───── Data section

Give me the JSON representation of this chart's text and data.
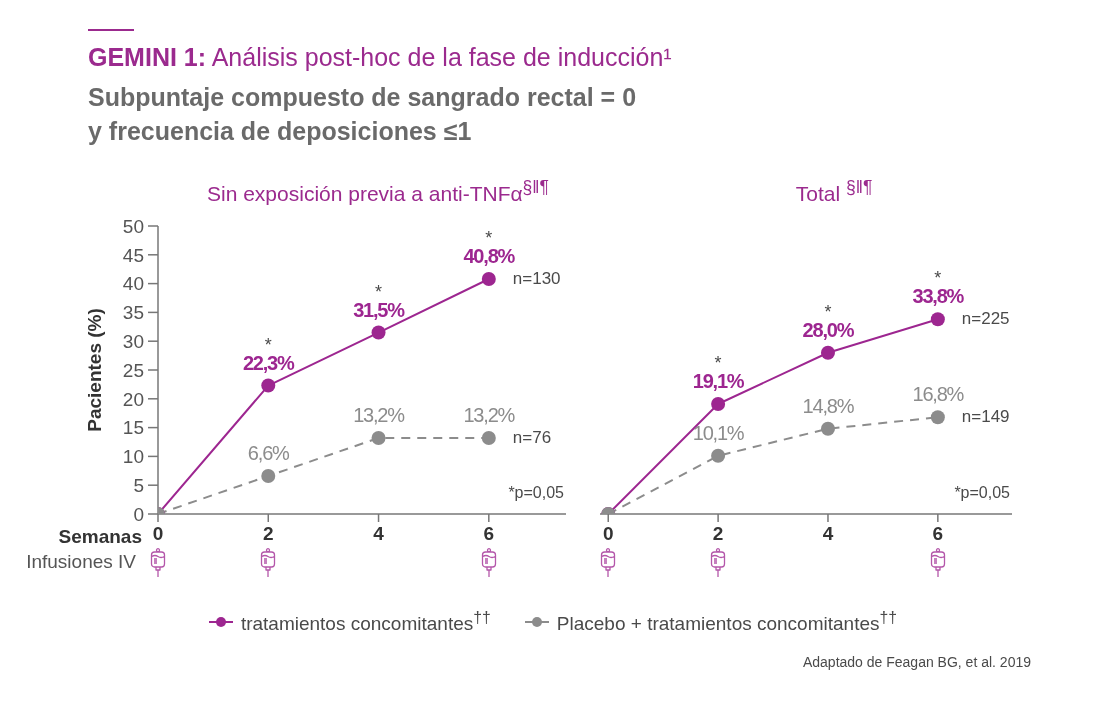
{
  "chart_data": [
    {
      "type": "other",
      "title": "GEMINI 1: Análisis post-hoc de la fase de inducción¹",
      "subtitle": "Subpuntaje compuesto de sangrado rectal = 0\ny frecuencia de deposiciones ≤1",
      "annotations": [
        "Adaptado de Feagan BG, et al. 2019"
      ]
    },
    {
      "type": "line",
      "title": "Sin exposición previa a anti-TNFα$^{§‖¶}$",
      "xlabel": "Semanas",
      "ylabel": "Pacientes (%)",
      "x": [
        0,
        2,
        4,
        6
      ],
      "series": [
        {
          "name": "tratamientos concomitantes$^{††}$",
          "color": "#9d2690",
          "values": [
            0,
            22.3,
            31.5,
            40.8
          ],
          "value_labels": [
            null,
            "22,3%",
            "31,5%",
            "40,8%"
          ],
          "line_style": "solid"
        },
        {
          "name": "Placebo + tratamientos concomitantes$^{††}$",
          "color": "#8c8c8c",
          "values": [
            0,
            6.6,
            13.2,
            13.2
          ],
          "value_labels": [
            null,
            "6,6%",
            "13,2%",
            "13,2%"
          ],
          "line_style": "dashed"
        }
      ],
      "xlim": [
        0,
        7.4
      ],
      "xticks": [
        0,
        2,
        4,
        6
      ],
      "ylim": [
        0,
        50
      ],
      "yticks": [
        0,
        5,
        10,
        15,
        20,
        25,
        30,
        35,
        40,
        45,
        50
      ],
      "marker": "circle",
      "legend": "bottom",
      "annotations": [
        {
          "text": "*",
          "x": 2,
          "y": 22.3
        },
        {
          "text": "*",
          "x": 4,
          "y": 31.5
        },
        {
          "text": "*",
          "x": 6,
          "y": 40.8
        },
        {
          "text": "n=130",
          "x": 6,
          "y": 40.8
        },
        {
          "text": "n=76",
          "x": 6,
          "y": 13.2
        },
        "*p=0,05",
        "Infusiones IV"
      ]
    },
    {
      "type": "line",
      "title": "Total $^{§‖¶}$",
      "x": [
        0,
        2,
        4,
        6
      ],
      "series": [
        {
          "color": "#9d2690",
          "values": [
            0,
            19.1,
            28.0,
            33.8
          ],
          "value_labels": [
            null,
            "19,1%",
            "28,0%",
            "33,8%"
          ],
          "line_style": "solid"
        },
        {
          "color": "#8c8c8c",
          "values": [
            0,
            10.1,
            14.8,
            16.8
          ],
          "value_labels": [
            null,
            "10,1%",
            "14,8%",
            "16,8%"
          ],
          "line_style": "dashed"
        }
      ],
      "xlim": [
        -0.15,
        7.35
      ],
      "xticks": [
        0,
        2,
        4,
        6
      ],
      "ylim": [
        0,
        50
      ],
      "yticks": [
        0,
        5,
        10,
        15,
        20,
        25,
        30,
        35,
        40,
        45,
        50
      ],
      "tick_labels": "x",
      "marker": "circle",
      "annotations": [
        {
          "text": "*",
          "x": 2,
          "y": 19.1
        },
        {
          "text": "*",
          "x": 4,
          "y": 28.0
        },
        {
          "text": "*",
          "x": 6,
          "y": 33.8
        },
        {
          "text": "n=225",
          "x": 6,
          "y": 33.8
        },
        {
          "text": "n=149",
          "x": 6,
          "y": 16.8
        },
        "*p=0,05"
      ]
    }
  ]
}
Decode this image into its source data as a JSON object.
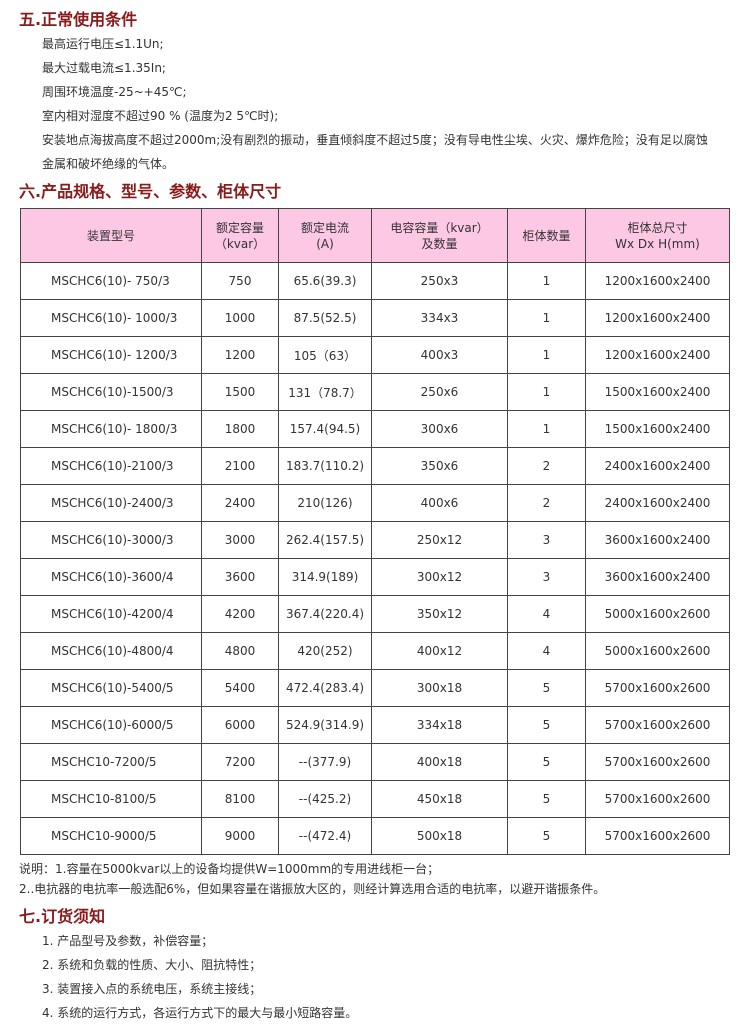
{
  "section5": {
    "title": "五.正常使用条件",
    "lines": [
      "最高运行电压≤1.1Un;",
      "最大过载电流≤1.35In;",
      "周围环境温度-25~+45℃;",
      "室内相对湿度不超过90 % (温度为2 5℃时);",
      "安装地点海拔高度不超过2000m;没有剧烈的振动，垂直倾斜度不超过5度；没有导电性尘埃、火灾、爆炸危险；没有足以腐蚀",
      "金属和破坏绝缘的气体。"
    ]
  },
  "section6": {
    "title": "六.产品规格、型号、参数、柜体尺寸",
    "headers": [
      [
        "装置型号",
        ""
      ],
      [
        "额定容量",
        "（kvar）"
      ],
      [
        "额定电流",
        "(A)"
      ],
      [
        "电容容量（kvar）",
        "及数量"
      ],
      [
        "柜体数量",
        ""
      ],
      [
        "柜体总尺寸",
        "Wx Dx H(mm)"
      ]
    ],
    "rows": [
      [
        "MSCHC6(10)- 750/3",
        "750",
        "65.6(39.3)",
        "250x3",
        "1",
        "1200x1600x2400"
      ],
      [
        "MSCHC6(10)- 1000/3",
        "1000",
        "87.5(52.5)",
        "334x3",
        "1",
        "1200x1600x2400"
      ],
      [
        "MSCHC6(10)- 1200/3",
        "1200",
        "105（63）",
        "400x3",
        "1",
        "1200x1600x2400"
      ],
      [
        "MSCHC6(10)-1500/3",
        "1500",
        "131（78.7）",
        "250x6",
        "1",
        "1500x1600x2400"
      ],
      [
        "MSCHC6(10)- 1800/3",
        "1800",
        "157.4(94.5)",
        "300x6",
        "1",
        "1500x1600x2400"
      ],
      [
        "MSCHC6(10)-2100/3",
        "2100",
        "183.7(110.2)",
        "350x6",
        "2",
        "2400x1600x2400"
      ],
      [
        "MSCHC6(10)-2400/3",
        "2400",
        "210(126)",
        "400x6",
        "2",
        "2400x1600x2400"
      ],
      [
        "MSCHC6(10)-3000/3",
        "3000",
        "262.4(157.5)",
        "250x12",
        "3",
        "3600x1600x2400"
      ],
      [
        "MSCHC6(10)-3600/4",
        "3600",
        "314.9(189)",
        "300x12",
        "3",
        "3600x1600x2400"
      ],
      [
        "MSCHC6(10)-4200/4",
        "4200",
        "367.4(220.4)",
        "350x12",
        "4",
        "5000x1600x2600"
      ],
      [
        "MSCHC6(10)-4800/4",
        "4800",
        "420(252)",
        "400x12",
        "4",
        "5000x1600x2600"
      ],
      [
        "MSCHC6(10)-5400/5",
        "5400",
        "472.4(283.4)",
        "300x18",
        "5",
        "5700x1600x2600"
      ],
      [
        "MSCHC6(10)-6000/5",
        "6000",
        "524.9(314.9)",
        "334x18",
        "5",
        "5700x1600x2600"
      ],
      [
        "MSCHC10-7200/5",
        "7200",
        "--(377.9)",
        "400x18",
        "5",
        "5700x1600x2600"
      ],
      [
        "MSCHC10-8100/5",
        "8100",
        "--(425.2)",
        "450x18",
        "5",
        "5700x1600x2600"
      ],
      [
        "MSCHC10-9000/5",
        "9000",
        "--(472.4)",
        "500x18",
        "5",
        "5700x1600x2600"
      ]
    ],
    "notes": [
      "说明：1.容量在5000kvar以上的设备均提供W=1000mm的专用进线柜一台；",
      "2..电抗器的电抗率一般选配6%，但如果容量在谐振放大区的，则经计算选用合适的电抗率，以避开谐振条件。"
    ]
  },
  "section7": {
    "title": "七.订货须知",
    "lines": [
      "1.  产品型号及参数，补偿容量；",
      "2.  系统和负载的性质、大小、阻抗特性；",
      "3.  装置接入点的系统电压，系统主接线；",
      "4.  系统的运行方式，各运行方式下的最大与最小短路容量。"
    ]
  }
}
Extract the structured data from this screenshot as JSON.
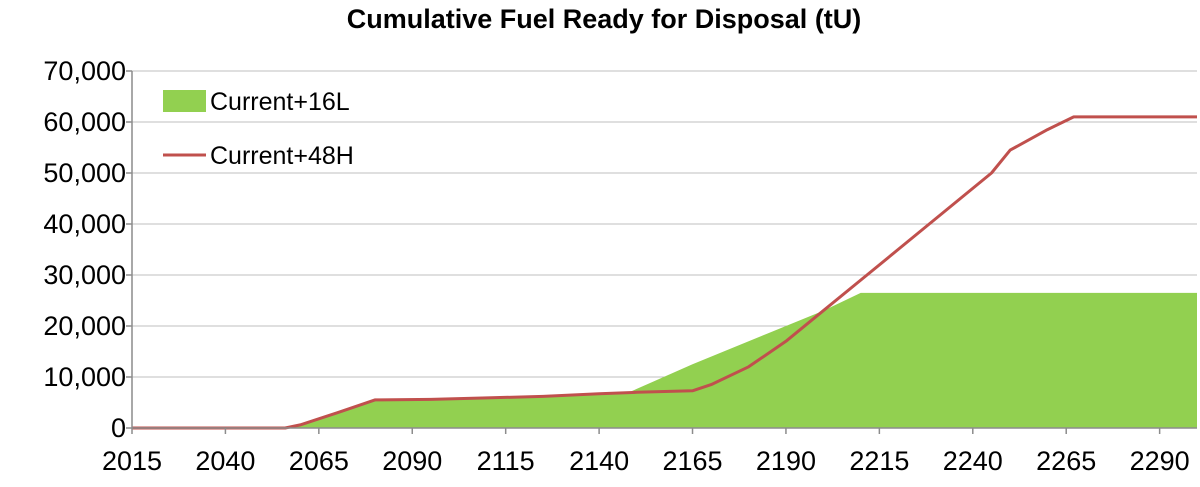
{
  "chart_data": {
    "type": "area",
    "title": "Cumulative Fuel Ready for Disposal (tU)",
    "xlabel": "",
    "ylabel": "",
    "xlim": [
      2015,
      2300
    ],
    "ylim": [
      0,
      70000
    ],
    "x_ticks": [
      2015,
      2040,
      2065,
      2090,
      2115,
      2140,
      2165,
      2190,
      2215,
      2240,
      2265,
      2290
    ],
    "y_ticks": [
      0,
      10000,
      20000,
      30000,
      40000,
      50000,
      60000,
      70000
    ],
    "y_tick_labels": [
      "0",
      "10,000",
      "20,000",
      "30,000",
      "40,000",
      "50,000",
      "60,000",
      "70,000"
    ],
    "grid": true,
    "legend_position": "top-left",
    "series": [
      {
        "name": "Current+16L",
        "kind": "area",
        "color": "#92d050",
        "points": [
          [
            2015,
            0
          ],
          [
            2056,
            0
          ],
          [
            2060,
            600
          ],
          [
            2065,
            1800
          ],
          [
            2070,
            3000
          ],
          [
            2076,
            4500
          ],
          [
            2080,
            5500
          ],
          [
            2095,
            5600
          ],
          [
            2110,
            5900
          ],
          [
            2125,
            6200
          ],
          [
            2140,
            6700
          ],
          [
            2148,
            7000
          ],
          [
            2165,
            12500
          ],
          [
            2185,
            18500
          ],
          [
            2200,
            23000
          ],
          [
            2210,
            26500
          ],
          [
            2300,
            26500
          ]
        ]
      },
      {
        "name": "Current+48H",
        "kind": "line",
        "color": "#c0504d",
        "points": [
          [
            2015,
            0
          ],
          [
            2056,
            0
          ],
          [
            2060,
            600
          ],
          [
            2065,
            1800
          ],
          [
            2070,
            3000
          ],
          [
            2076,
            4500
          ],
          [
            2080,
            5500
          ],
          [
            2095,
            5600
          ],
          [
            2110,
            5900
          ],
          [
            2125,
            6200
          ],
          [
            2140,
            6700
          ],
          [
            2150,
            7000
          ],
          [
            2165,
            7300
          ],
          [
            2170,
            8500
          ],
          [
            2180,
            12000
          ],
          [
            2190,
            17000
          ],
          [
            2200,
            23000
          ],
          [
            2210,
            29000
          ],
          [
            2220,
            35000
          ],
          [
            2235,
            44000
          ],
          [
            2245,
            50000
          ],
          [
            2250,
            54500
          ],
          [
            2260,
            58500
          ],
          [
            2267,
            61000
          ],
          [
            2300,
            61000
          ]
        ]
      }
    ]
  }
}
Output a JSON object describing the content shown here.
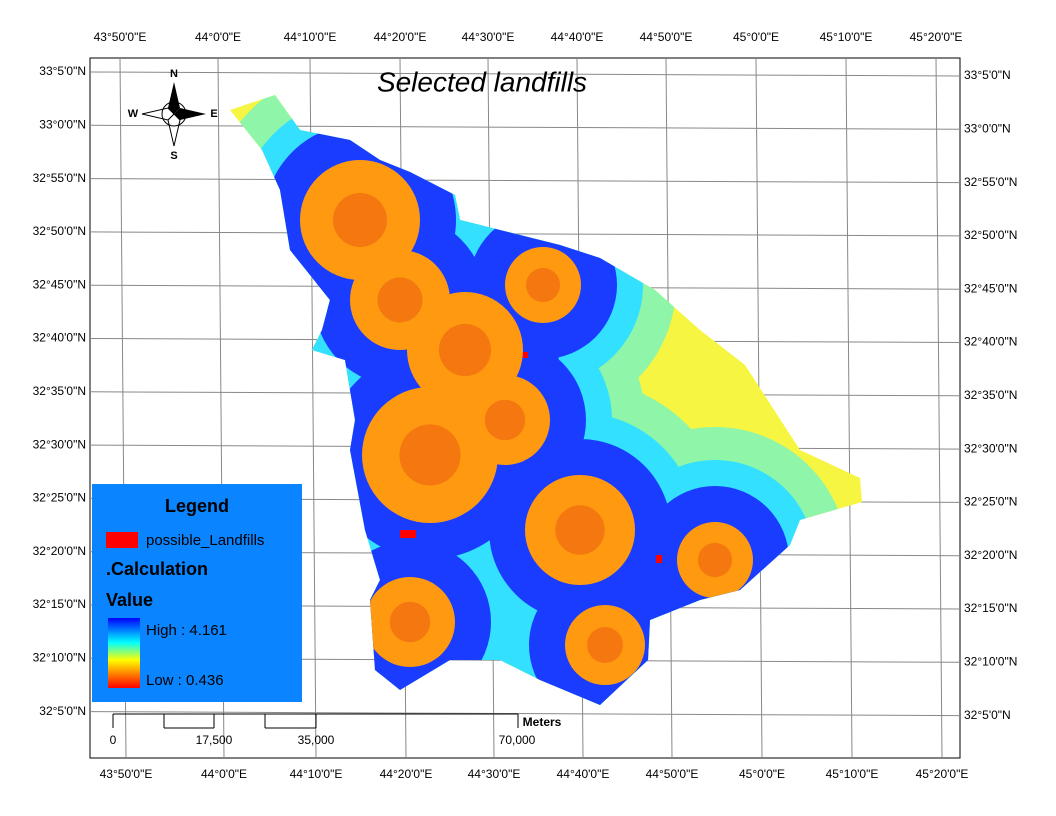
{
  "title": "Selected landfills",
  "compass": {
    "north": "N",
    "south": "S",
    "east": "E",
    "west": "W"
  },
  "longitude_labels": [
    "43°50'0\"E",
    "44°0'0\"E",
    "44°10'0\"E",
    "44°20'0\"E",
    "44°30'0\"E",
    "44°40'0\"E",
    "44°50'0\"E",
    "45°0'0\"E",
    "45°10'0\"E",
    "45°20'0\"E"
  ],
  "latitude_labels": [
    "33°5'0\"N",
    "33°0'0\"N",
    "32°55'0\"N",
    "32°50'0\"N",
    "32°45'0\"N",
    "32°40'0\"N",
    "32°35'0\"N",
    "32°30'0\"N",
    "32°25'0\"N",
    "32°20'0\"N",
    "32°15'0\"N",
    "32°10'0\"N",
    "32°5'0\"N"
  ],
  "legend": {
    "title": "Legend",
    "items": [
      {
        "label": "possible_Landfills",
        "color": "#ff0000"
      }
    ],
    "layer": ".Calculation",
    "field": "Value",
    "high": "High : 4.161",
    "low": "Low : 0.436"
  },
  "scale_bar": {
    "unit": "Meters",
    "labels": [
      "0",
      "17,500",
      "35,000",
      "70,000"
    ]
  }
}
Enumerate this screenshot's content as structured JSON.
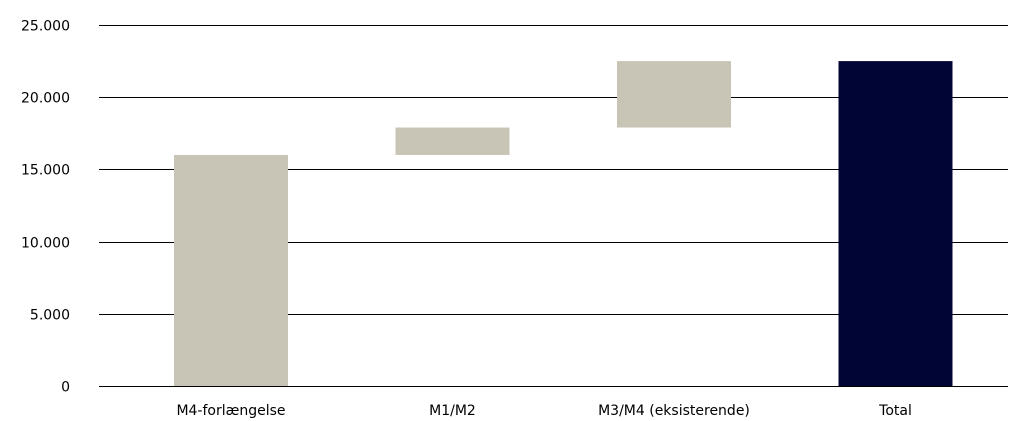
{
  "chart_data": {
    "type": "bar",
    "subtype": "waterfall",
    "title": "",
    "xlabel": "",
    "ylabel": "",
    "ylim": [
      0,
      25000
    ],
    "yticks": [
      0,
      5000,
      10000,
      15000,
      20000,
      25000
    ],
    "ytick_labels": [
      "0",
      "5.000",
      "10.000",
      "15.000",
      "20.000",
      "25.000"
    ],
    "grid": true,
    "categories": [
      "M4-forlængelse",
      "M1/M2",
      "M3/M4 (eksisterende)",
      "Total"
    ],
    "bars": [
      {
        "start": 0,
        "end": 16000,
        "color": "#c8c5b6"
      },
      {
        "start": 16000,
        "end": 17900,
        "color": "#c8c5b6"
      },
      {
        "start": 17900,
        "end": 22500,
        "color": "#c8c5b6"
      },
      {
        "start": 0,
        "end": 22500,
        "color": "#000536"
      }
    ]
  }
}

──────────

**What to work on**
Which lines in the listing above hold the word "structured"? Show each of them.

**Full solution**
Extract the structured data from this screenshot as JSON.
Enumerate this screenshot's content as structured JSON.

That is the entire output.